-------- Quoted text --------

Monday, May 2, 2011

Re: How much of the War was Necessary to Catch Osama?

no, it wasn't just about killing ubl
the WOT is about telling the world, especially the muslim world, that
if they attack America it will cost them their lives

next ...

On May 2, 7:58 am, MJ <micha...@america.net> wrote:
> How much of the War was Necessary to Catch Osama?Posted by Anthony Gregory on May 1, 2011
> Americans are cheering the president for the death of bin Laden. Many will undoubtedly say this reveals the necessity and greatness of the war on terrorism. They will say it was all worth it. But what exactly resulted in the death of Osama, and how much of the web of policies known together as the post-9/11 war on terrorism were actually necessary for finding and killing him?
> The president says it was a surgical effort. After painstakingly gathering intelligence, U.S. forces went into Pakistan, largely avoided civilian casualties, and after a fire fight killed the al Qaeda leader.
> But this is close to the type of policy many Americans called for after 9/11. The thing is, they weren't for the most part considered hawks. Rather, they were on the side of the spectrum urging restraint.
> In the autumn of 2001, the loudest voices for war were calling for military engagement and bombing of a list of Muslim countries. Many called for even more draconian and belligerent policies than were adopted by the Bush administration. As for Bush, he sought congressional approval for a rather large intervention in Afghanistan and then later for an even larger one in Iraq.

--------

§ **Your instructions**: Please retype part of the post on the war and bin Laden, starting at the words "Monday, May 2, 2011" and stopping after "and killing him?".

-------- Provided data --------

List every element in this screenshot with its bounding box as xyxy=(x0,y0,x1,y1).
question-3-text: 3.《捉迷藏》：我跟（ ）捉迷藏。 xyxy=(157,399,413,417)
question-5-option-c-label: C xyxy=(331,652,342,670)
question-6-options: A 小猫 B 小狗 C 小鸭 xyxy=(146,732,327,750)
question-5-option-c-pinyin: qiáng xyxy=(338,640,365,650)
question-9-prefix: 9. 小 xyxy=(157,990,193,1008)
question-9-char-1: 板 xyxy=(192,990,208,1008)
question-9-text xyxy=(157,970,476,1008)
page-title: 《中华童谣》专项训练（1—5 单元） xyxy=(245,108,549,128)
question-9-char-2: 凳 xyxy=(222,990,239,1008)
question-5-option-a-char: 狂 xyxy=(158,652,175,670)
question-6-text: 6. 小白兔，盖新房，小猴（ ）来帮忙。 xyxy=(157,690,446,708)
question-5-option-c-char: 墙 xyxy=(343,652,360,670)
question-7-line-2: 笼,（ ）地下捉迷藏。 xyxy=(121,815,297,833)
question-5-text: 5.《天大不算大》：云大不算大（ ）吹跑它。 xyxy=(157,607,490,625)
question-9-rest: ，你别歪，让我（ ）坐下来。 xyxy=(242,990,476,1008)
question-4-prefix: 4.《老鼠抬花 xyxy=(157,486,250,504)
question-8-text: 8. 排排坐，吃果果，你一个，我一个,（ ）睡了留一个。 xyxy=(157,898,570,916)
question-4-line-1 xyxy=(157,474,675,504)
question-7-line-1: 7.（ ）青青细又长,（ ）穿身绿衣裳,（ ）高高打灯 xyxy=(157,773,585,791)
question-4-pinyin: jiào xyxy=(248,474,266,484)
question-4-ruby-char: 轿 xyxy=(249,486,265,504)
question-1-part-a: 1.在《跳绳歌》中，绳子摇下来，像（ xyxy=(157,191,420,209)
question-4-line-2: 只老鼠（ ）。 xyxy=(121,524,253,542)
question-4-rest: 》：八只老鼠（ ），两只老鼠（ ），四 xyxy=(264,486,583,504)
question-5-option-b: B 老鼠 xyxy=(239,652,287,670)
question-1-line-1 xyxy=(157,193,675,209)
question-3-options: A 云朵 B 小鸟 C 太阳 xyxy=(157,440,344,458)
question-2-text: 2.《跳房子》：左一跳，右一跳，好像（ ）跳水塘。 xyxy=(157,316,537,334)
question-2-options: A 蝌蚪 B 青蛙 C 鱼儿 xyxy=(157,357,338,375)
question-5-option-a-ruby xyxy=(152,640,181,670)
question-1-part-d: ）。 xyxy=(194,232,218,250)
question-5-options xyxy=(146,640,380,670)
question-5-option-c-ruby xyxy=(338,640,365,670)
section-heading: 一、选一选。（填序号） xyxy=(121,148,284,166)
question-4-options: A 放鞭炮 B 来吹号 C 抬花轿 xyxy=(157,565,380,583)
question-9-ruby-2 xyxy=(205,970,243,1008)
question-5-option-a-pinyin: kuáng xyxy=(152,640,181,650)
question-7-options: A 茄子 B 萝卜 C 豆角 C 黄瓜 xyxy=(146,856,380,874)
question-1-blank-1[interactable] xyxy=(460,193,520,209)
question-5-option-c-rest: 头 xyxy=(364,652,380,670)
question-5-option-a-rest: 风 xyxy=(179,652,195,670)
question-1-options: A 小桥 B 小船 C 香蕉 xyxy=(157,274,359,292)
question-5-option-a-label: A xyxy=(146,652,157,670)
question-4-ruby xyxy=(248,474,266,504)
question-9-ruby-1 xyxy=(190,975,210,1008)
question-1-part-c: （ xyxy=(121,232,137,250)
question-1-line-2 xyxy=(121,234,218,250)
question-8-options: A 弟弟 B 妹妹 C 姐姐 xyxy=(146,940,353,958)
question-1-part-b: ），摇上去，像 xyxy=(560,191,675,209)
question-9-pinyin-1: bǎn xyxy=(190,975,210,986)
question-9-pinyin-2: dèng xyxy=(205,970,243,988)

--------

§ **Answer to the problem**:
Monday, May 2, 2011

Re: How much of the War was Necessary to Catch Osama?

no, it wasn't just about killing ubl
the WOT is about telling the world, especially the muslim world, that
if they attack America it will cost them their lives

next ...

On May 2, 7:58 am, MJ <micha...@america.net> wrote:
> How much of the War was Necessary to Catch Osama?Posted by Anthony Gregory on May 1, 2011
> Americans are cheering the president for the death of bin Laden. Many will undoubtedly say this reveals the necessity and greatness of the war on terrorism. They will say it was all worth it. But what exactly resulted in the death of Osama, and how much of the web of policies known together as the post-9/11 war on terrorism were actually necessary for finding and killing him?